In the data below, find the line containing "Decode this image"; reproduce that line and all subsequent lines exactly, and nothing else.

**Supplied data:**
--*--

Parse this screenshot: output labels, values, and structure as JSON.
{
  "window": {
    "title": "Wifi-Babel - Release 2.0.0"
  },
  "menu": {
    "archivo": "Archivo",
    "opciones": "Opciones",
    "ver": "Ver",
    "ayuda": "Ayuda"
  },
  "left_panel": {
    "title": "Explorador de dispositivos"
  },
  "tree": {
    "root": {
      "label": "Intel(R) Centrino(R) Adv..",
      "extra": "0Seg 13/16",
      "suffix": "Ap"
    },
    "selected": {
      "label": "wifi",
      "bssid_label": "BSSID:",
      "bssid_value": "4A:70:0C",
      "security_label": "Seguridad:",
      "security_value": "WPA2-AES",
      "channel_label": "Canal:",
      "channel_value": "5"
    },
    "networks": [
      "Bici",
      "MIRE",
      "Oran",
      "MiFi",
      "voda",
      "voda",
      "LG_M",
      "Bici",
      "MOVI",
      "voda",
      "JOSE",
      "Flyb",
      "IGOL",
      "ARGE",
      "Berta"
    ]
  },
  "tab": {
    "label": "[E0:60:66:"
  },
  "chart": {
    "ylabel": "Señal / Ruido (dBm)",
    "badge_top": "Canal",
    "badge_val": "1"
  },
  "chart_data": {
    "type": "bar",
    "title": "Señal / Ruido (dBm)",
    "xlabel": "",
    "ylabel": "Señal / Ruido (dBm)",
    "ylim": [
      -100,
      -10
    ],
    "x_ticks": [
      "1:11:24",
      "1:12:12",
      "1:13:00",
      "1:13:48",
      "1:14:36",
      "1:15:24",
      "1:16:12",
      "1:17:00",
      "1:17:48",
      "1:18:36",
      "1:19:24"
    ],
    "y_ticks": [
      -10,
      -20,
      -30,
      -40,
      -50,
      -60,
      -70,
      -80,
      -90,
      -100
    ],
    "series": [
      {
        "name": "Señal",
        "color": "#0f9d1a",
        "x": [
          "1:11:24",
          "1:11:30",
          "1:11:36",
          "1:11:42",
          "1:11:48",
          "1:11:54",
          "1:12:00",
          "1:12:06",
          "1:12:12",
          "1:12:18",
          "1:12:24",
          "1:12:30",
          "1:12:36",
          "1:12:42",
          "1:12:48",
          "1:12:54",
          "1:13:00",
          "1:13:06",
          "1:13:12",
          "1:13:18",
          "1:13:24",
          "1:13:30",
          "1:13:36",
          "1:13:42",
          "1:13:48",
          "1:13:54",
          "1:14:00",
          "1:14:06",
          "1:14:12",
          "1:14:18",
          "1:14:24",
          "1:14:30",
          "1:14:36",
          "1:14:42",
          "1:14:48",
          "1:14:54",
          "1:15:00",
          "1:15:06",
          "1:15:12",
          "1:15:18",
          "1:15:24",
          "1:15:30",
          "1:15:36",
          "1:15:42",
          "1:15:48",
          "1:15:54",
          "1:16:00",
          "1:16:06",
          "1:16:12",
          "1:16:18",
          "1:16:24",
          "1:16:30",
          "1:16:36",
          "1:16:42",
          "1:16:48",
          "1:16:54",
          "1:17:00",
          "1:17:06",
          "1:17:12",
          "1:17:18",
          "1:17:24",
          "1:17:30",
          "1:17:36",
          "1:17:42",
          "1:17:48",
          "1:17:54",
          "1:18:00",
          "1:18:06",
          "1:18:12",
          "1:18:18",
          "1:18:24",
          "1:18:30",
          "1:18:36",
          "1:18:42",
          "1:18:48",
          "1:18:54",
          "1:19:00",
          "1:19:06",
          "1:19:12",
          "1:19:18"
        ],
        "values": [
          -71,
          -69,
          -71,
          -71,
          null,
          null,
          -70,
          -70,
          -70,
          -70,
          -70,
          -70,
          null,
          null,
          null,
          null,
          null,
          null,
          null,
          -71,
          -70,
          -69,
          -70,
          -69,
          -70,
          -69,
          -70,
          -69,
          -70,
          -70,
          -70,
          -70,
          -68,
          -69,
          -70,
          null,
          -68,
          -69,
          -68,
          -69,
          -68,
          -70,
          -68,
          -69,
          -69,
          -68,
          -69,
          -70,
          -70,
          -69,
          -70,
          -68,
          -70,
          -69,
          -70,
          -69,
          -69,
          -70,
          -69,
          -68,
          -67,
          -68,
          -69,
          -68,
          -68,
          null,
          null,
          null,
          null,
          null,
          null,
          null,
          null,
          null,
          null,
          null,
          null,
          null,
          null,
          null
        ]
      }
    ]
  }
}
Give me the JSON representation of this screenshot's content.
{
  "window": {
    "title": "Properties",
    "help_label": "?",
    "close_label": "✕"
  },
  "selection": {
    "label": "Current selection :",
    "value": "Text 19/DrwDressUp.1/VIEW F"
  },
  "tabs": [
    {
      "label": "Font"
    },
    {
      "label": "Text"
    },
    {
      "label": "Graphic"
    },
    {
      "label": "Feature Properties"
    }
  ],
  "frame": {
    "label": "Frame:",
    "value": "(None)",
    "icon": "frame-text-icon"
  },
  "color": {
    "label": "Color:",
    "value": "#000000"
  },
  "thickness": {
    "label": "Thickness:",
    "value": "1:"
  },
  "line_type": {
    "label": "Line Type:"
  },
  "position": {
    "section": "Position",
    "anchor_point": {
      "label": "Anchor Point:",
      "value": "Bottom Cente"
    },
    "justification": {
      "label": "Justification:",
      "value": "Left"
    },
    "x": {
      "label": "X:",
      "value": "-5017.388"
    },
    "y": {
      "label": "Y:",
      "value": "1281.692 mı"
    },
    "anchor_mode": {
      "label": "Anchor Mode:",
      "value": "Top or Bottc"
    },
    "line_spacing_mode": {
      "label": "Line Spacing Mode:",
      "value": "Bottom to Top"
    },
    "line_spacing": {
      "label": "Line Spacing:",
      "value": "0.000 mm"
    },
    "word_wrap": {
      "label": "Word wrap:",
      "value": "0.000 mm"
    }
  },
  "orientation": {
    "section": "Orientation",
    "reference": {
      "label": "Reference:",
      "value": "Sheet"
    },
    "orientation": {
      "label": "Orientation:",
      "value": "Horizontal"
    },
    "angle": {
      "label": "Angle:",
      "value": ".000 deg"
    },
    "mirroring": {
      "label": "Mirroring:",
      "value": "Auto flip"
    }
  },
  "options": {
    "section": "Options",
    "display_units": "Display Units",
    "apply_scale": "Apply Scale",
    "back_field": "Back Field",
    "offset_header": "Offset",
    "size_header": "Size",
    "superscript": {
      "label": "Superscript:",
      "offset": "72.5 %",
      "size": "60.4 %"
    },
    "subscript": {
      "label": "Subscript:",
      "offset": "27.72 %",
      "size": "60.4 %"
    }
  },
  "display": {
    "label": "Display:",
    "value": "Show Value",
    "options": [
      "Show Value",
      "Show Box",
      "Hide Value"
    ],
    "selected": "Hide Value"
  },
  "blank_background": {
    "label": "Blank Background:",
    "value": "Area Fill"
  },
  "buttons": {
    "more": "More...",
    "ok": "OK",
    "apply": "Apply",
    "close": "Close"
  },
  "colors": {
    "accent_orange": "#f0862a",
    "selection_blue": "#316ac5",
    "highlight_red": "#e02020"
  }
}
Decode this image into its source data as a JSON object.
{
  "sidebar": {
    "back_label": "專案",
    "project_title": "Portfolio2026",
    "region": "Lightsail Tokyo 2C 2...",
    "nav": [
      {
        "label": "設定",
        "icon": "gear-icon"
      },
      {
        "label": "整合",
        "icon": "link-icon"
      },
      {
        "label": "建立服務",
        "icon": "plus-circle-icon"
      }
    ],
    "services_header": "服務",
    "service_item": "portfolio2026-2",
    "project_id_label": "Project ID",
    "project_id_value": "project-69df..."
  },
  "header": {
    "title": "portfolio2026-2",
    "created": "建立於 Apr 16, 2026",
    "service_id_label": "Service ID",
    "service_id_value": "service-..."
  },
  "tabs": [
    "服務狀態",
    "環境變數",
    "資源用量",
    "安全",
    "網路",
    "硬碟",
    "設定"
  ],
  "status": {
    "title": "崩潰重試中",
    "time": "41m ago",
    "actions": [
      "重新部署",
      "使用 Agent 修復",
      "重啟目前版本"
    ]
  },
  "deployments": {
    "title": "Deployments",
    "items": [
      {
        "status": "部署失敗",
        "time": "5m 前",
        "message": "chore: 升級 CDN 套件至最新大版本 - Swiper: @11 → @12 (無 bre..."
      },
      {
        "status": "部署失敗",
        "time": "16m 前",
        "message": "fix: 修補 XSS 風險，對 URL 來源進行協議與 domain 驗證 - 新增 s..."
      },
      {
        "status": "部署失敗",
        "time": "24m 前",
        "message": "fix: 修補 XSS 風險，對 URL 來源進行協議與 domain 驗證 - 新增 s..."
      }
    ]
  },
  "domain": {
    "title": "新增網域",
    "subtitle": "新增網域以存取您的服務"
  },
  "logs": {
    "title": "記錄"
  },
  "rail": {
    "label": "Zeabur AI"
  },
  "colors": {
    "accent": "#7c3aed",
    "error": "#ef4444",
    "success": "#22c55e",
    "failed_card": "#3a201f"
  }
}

--*--

**Output of the exercise:**
Decode this image into its source data as a JSON object.
{
  "sidebar": {
    "back_label": "專案",
    "project_title": "Portfolio2026",
    "region": "Lightsail Tokyo 2C 2...",
    "nav": [
      {
        "label": "設定",
        "icon": "gear-icon"
      },
      {
        "label": "整合",
        "icon": "link-icon"
      },
      {
        "label": "建立服務",
        "icon": "plus-circle-icon"
      }
    ],
    "services_header": "服務",
    "service_item": "portfolio2026-2",
    "project_id_label": "Project ID",
    "project_id_value": "project-69df..."
  },
  "header": {
    "title": "portfolio2026-2",
    "created": "建立於 Apr 16, 2026",
    "service_id_label": "Service ID",
    "service_id_value": "service-..."
  },
  "tabs": [
    "服務狀態",
    "環境變數",
    "資源用量",
    "安全",
    "網路",
    "硬碟",
    "設定"
  ],
  "status": {
    "title": "崩潰重試中",
    "time": "41m ago",
    "actions": [
      "重新部署",
      "使用 Agent 修復",
      "重啟目前版本"
    ]
  },
  "deployments": {
    "title": "Deployments",
    "items": [
      {
        "status": "部署失敗",
        "time": "5m 前",
        "message": "chore: 升級 CDN 套件至最新大版本 - Swiper: @11 → @12 (無 bre..."
      },
      {
        "status": "部署失敗",
        "time": "16m 前",
        "message": "fix: 修補 XSS 風險，對 URL 來源進行協議與 domain 驗證 - 新增 s..."
      },
      {
        "status": "部署失敗",
        "time": "24m 前",
        "message": "fix: 修補 XSS 風險，對 URL 來源進行協議與 domain 驗證 - 新增 s..."
      }
    ]
  },
  "domain": {
    "title": "新增網域",
    "subtitle": "新增網域以存取您的服務"
  },
  "logs": {
    "title": "記錄"
  },
  "rail": {
    "label": "Zeabur AI"
  },
  "colors": {
    "accent": "#7c3aed",
    "error": "#ef4444",
    "success": "#22c55e",
    "failed_card": "#3a201f"
  }
}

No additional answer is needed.